◆ DATA SECTION
--- --- ---

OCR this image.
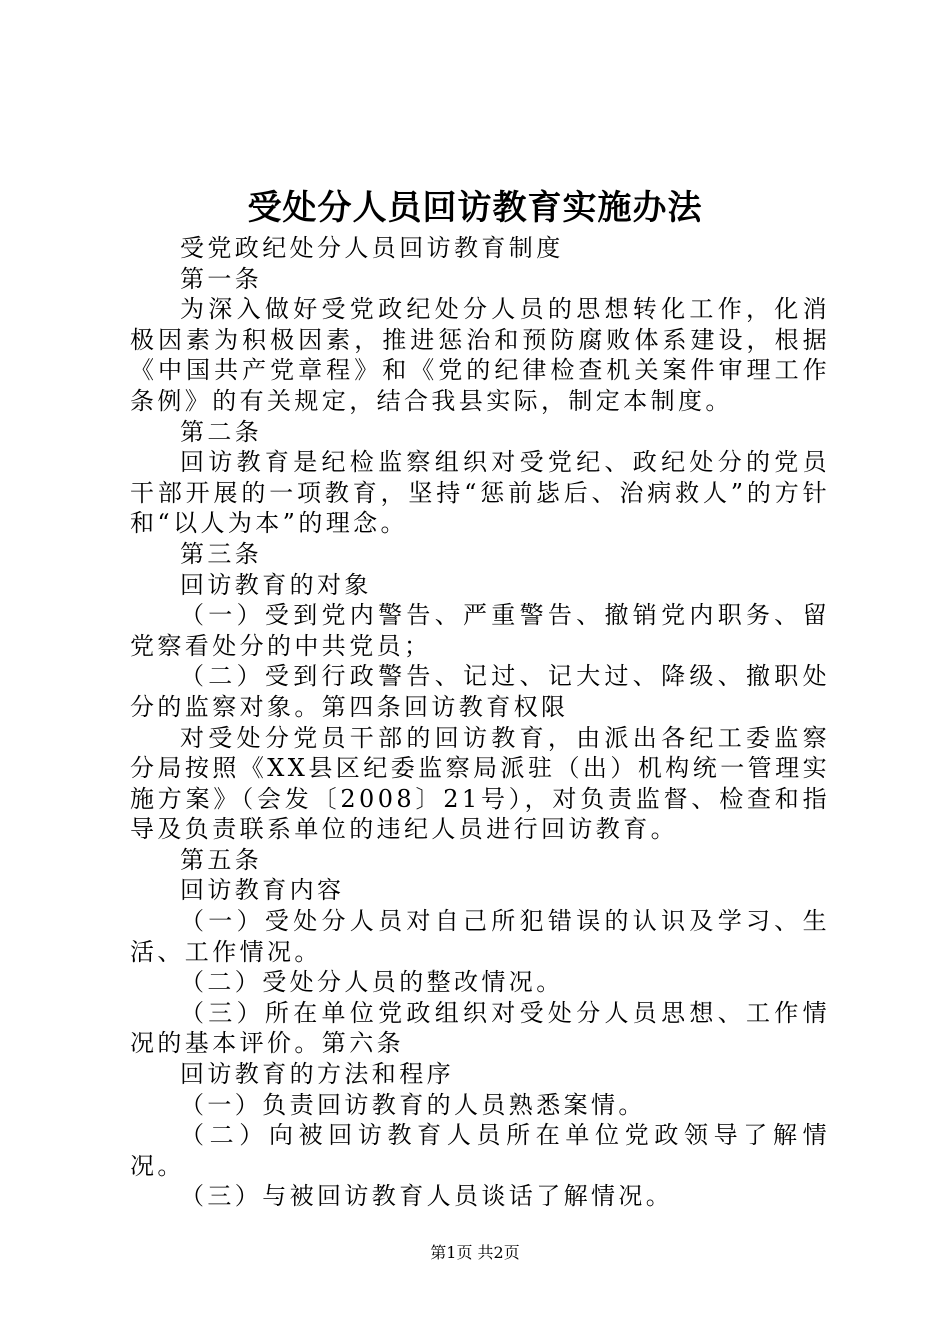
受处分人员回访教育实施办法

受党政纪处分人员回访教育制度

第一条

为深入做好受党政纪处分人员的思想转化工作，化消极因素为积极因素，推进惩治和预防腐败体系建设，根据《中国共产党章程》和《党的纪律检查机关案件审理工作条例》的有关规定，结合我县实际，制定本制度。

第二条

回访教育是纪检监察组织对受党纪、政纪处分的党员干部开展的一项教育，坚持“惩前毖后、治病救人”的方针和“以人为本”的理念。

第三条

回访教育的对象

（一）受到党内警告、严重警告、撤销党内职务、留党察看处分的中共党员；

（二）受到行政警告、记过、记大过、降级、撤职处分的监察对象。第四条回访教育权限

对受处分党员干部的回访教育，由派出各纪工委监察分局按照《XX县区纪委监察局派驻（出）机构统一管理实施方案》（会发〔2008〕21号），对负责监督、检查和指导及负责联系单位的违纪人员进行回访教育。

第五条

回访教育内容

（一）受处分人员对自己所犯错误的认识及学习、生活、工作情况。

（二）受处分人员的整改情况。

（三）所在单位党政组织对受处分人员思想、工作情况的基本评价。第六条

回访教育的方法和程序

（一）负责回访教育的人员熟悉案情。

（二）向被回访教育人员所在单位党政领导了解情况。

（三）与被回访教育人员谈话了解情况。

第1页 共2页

--- --- ---

◆ STATED EXERCISE
Exclude all images and restate the records above word for word.

◆ WRITTEN SOLUTION
OCR this image.
受处分人员回访教育实施办法

受党政纪处分人员回访教育制度

第一条

为深入做好受党政纪处分人员的思想转化工作，化消极因素为积极因素，推进惩治和预防腐败体系建设，根据《中国共产党章程》和《党的纪律检查机关案件审理工作条例》的有关规定，结合我县实际，制定本制度。

第二条

回访教育是纪检监察组织对受党纪、政纪处分的党员干部开展的一项教育，坚持“惩前毖后、治病救人”的方针和“以人为本”的理念。

第三条

回访教育的对象

（一）受到党内警告、严重警告、撤销党内职务、留党察看处分的中共党员；

（二）受到行政警告、记过、记大过、降级、撤职处分的监察对象。第四条回访教育权限

对受处分党员干部的回访教育，由派出各纪工委监察分局按照《XX县区纪委监察局派驻（出）机构统一管理实施方案》（会发〔2008〕21号），对负责监督、检查和指导及负责联系单位的违纪人员进行回访教育。

第五条

回访教育内容

（一）受处分人员对自己所犯错误的认识及学习、生活、工作情况。

（二）受处分人员的整改情况。

（三）所在单位党政组织对受处分人员思想、工作情况的基本评价。第六条

回访教育的方法和程序

（一）负责回访教育的人员熟悉案情。

（二）向被回访教育人员所在单位党政领导了解情况。

（三）与被回访教育人员谈话了解情况。

第1页 共2页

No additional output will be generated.